**Set exercise:**
Scan the following material for the string "plus" and copy each line in which it appears.
========
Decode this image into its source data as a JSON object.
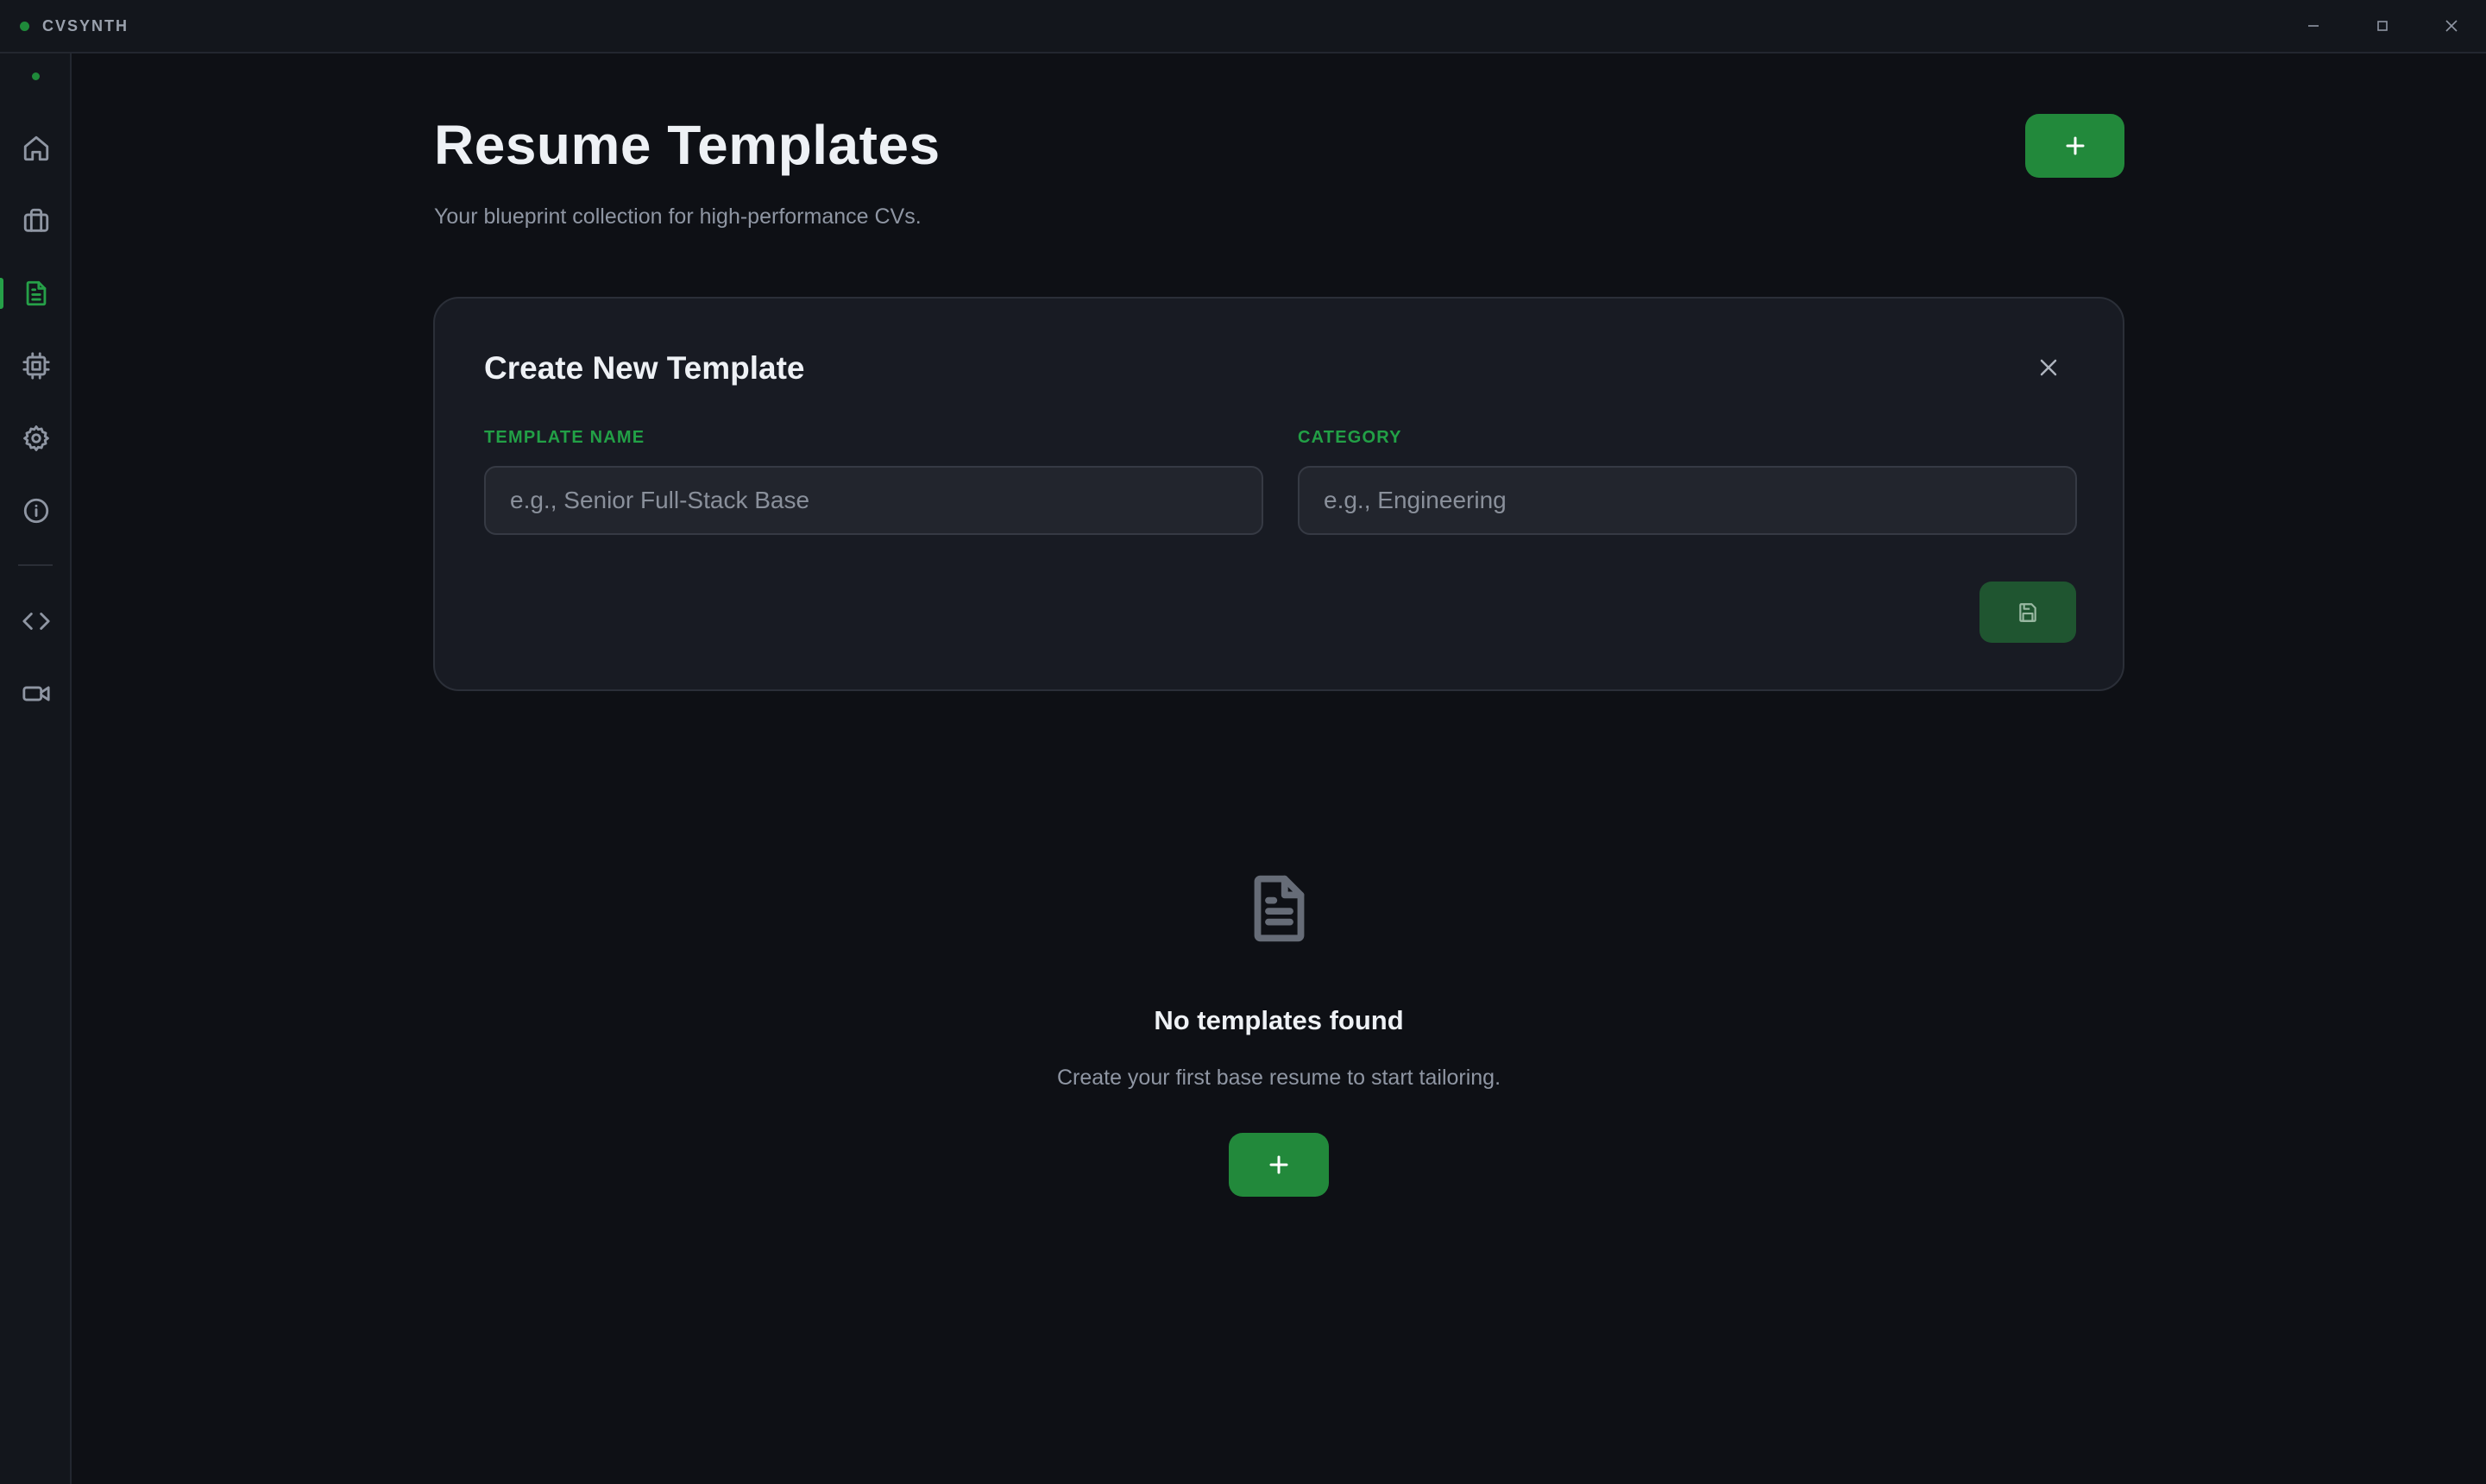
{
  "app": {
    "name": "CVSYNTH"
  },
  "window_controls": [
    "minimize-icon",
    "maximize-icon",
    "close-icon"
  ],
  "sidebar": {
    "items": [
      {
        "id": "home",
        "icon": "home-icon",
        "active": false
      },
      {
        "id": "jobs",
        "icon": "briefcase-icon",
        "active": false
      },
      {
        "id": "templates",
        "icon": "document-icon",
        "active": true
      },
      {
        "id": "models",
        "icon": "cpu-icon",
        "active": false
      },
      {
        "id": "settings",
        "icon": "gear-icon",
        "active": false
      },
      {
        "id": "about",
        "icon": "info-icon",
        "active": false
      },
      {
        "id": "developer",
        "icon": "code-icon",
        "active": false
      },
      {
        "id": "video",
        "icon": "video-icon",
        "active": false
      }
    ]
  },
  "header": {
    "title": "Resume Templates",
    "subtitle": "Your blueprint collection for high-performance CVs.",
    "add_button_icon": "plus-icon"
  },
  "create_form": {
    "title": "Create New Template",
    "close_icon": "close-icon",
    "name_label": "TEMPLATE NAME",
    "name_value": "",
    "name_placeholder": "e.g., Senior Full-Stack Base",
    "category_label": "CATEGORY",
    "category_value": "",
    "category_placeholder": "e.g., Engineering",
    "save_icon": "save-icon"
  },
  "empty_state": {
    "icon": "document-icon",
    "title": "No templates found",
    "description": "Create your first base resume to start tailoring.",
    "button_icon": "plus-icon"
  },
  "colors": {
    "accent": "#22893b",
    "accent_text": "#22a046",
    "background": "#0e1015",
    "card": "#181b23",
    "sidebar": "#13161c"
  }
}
========
**Solution to this problem:**
    "add_button_icon": "plus-icon"
    "button_icon": "plus-icon"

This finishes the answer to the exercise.